• **What to do**
Every record that follows should be printed verbatim.

• **Provided data**
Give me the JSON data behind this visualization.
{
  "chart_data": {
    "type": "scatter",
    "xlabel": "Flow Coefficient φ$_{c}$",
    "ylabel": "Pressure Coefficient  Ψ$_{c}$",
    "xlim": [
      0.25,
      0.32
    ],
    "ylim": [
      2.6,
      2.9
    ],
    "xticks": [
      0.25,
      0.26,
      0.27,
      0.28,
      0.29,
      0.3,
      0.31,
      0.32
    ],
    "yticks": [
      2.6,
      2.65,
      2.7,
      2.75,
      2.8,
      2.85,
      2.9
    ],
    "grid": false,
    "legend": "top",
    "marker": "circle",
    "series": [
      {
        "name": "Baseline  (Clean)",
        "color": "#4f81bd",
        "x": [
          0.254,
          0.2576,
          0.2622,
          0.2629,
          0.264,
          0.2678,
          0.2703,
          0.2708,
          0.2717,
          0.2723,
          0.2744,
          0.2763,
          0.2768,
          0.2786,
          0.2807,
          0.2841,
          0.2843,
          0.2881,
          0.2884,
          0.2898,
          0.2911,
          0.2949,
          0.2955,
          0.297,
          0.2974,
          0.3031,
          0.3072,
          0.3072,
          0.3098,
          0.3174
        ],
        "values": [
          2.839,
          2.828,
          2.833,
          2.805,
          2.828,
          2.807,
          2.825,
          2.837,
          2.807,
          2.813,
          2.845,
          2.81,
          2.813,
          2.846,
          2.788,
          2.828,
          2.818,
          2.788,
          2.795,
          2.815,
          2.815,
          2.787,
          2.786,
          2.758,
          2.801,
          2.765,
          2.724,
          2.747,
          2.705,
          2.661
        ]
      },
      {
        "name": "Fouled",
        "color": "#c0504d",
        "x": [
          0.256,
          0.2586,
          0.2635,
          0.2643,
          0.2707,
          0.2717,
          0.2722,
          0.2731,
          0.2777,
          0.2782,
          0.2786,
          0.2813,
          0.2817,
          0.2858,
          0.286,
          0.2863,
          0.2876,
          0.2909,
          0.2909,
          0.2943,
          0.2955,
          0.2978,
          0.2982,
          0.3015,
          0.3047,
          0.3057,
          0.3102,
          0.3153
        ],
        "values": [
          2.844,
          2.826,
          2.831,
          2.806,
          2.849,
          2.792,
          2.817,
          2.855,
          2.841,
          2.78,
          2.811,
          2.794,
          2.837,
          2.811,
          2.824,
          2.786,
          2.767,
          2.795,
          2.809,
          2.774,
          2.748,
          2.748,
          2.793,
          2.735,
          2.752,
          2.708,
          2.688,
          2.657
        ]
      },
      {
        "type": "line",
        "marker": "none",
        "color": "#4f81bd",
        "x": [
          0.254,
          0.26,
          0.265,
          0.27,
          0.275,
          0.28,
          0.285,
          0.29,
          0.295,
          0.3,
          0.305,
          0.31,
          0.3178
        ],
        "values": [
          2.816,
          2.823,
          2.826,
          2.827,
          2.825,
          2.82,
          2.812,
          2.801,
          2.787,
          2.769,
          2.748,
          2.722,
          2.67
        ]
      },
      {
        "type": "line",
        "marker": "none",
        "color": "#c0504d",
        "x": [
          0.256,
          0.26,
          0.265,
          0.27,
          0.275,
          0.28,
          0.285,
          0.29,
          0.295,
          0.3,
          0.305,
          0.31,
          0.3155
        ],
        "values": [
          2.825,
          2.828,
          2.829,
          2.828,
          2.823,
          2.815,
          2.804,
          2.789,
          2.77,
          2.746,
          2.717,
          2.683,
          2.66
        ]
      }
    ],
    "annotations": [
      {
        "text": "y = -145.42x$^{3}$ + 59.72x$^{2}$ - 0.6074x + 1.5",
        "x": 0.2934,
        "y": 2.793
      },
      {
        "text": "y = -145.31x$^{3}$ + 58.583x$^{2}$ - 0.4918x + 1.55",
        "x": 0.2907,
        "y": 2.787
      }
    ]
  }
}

• **Solution below**
Give me the JSON data behind this visualization.
{
  "chart_data": {
    "type": "scatter",
    "xlabel": "Flow Coefficient φ$_{c}$",
    "ylabel": "Pressure Coefficient  Ψ$_{c}$",
    "xlim": [
      0.25,
      0.32
    ],
    "ylim": [
      2.6,
      2.9
    ],
    "xticks": [
      0.25,
      0.26,
      0.27,
      0.28,
      0.29,
      0.3,
      0.31,
      0.32
    ],
    "yticks": [
      2.6,
      2.65,
      2.7,
      2.75,
      2.8,
      2.85,
      2.9
    ],
    "grid": false,
    "legend": "top",
    "marker": "circle",
    "series": [
      {
        "name": "Baseline  (Clean)",
        "color": "#4f81bd",
        "x": [
          0.254,
          0.2576,
          0.2622,
          0.2629,
          0.264,
          0.2678,
          0.2703,
          0.2708,
          0.2717,
          0.2723,
          0.2744,
          0.2763,
          0.2768,
          0.2786,
          0.2807,
          0.2841,
          0.2843,
          0.2881,
          0.2884,
          0.2898,
          0.2911,
          0.2949,
          0.2955,
          0.297,
          0.2974,
          0.3031,
          0.3072,
          0.3072,
          0.3098,
          0.3174
        ],
        "values": [
          2.839,
          2.828,
          2.833,
          2.805,
          2.828,
          2.807,
          2.825,
          2.837,
          2.807,
          2.813,
          2.845,
          2.81,
          2.813,
          2.846,
          2.788,
          2.828,
          2.818,
          2.788,
          2.795,
          2.815,
          2.815,
          2.787,
          2.786,
          2.758,
          2.801,
          2.765,
          2.724,
          2.747,
          2.705,
          2.661
        ]
      },
      {
        "name": "Fouled",
        "color": "#c0504d",
        "x": [
          0.256,
          0.2586,
          0.2635,
          0.2643,
          0.2707,
          0.2717,
          0.2722,
          0.2731,
          0.2777,
          0.2782,
          0.2786,
          0.2813,
          0.2817,
          0.2858,
          0.286,
          0.2863,
          0.2876,
          0.2909,
          0.2909,
          0.2943,
          0.2955,
          0.2978,
          0.2982,
          0.3015,
          0.3047,
          0.3057,
          0.3102,
          0.3153
        ],
        "values": [
          2.844,
          2.826,
          2.831,
          2.806,
          2.849,
          2.792,
          2.817,
          2.855,
          2.841,
          2.78,
          2.811,
          2.794,
          2.837,
          2.811,
          2.824,
          2.786,
          2.767,
          2.795,
          2.809,
          2.774,
          2.748,
          2.748,
          2.793,
          2.735,
          2.752,
          2.708,
          2.688,
          2.657
        ]
      },
      {
        "type": "line",
        "marker": "none",
        "color": "#4f81bd",
        "x": [
          0.254,
          0.26,
          0.265,
          0.27,
          0.275,
          0.28,
          0.285,
          0.29,
          0.295,
          0.3,
          0.305,
          0.31,
          0.3178
        ],
        "values": [
          2.816,
          2.823,
          2.826,
          2.827,
          2.825,
          2.82,
          2.812,
          2.801,
          2.787,
          2.769,
          2.748,
          2.722,
          2.67
        ]
      },
      {
        "type": "line",
        "marker": "none",
        "color": "#c0504d",
        "x": [
          0.256,
          0.26,
          0.265,
          0.27,
          0.275,
          0.28,
          0.285,
          0.29,
          0.295,
          0.3,
          0.305,
          0.31,
          0.3155
        ],
        "values": [
          2.825,
          2.828,
          2.829,
          2.828,
          2.823,
          2.815,
          2.804,
          2.789,
          2.77,
          2.746,
          2.717,
          2.683,
          2.66
        ]
      }
    ],
    "annotations": [
      {
        "text": "y = -145.42x$^{3}$ + 59.72x$^{2}$ - 0.6074x + 1.5",
        "x": 0.2934,
        "y": 2.793
      },
      {
        "text": "y = -145.31x$^{3}$ + 58.583x$^{2}$ - 0.4918x + 1.55",
        "x": 0.2907,
        "y": 2.787
      }
    ]
  }
}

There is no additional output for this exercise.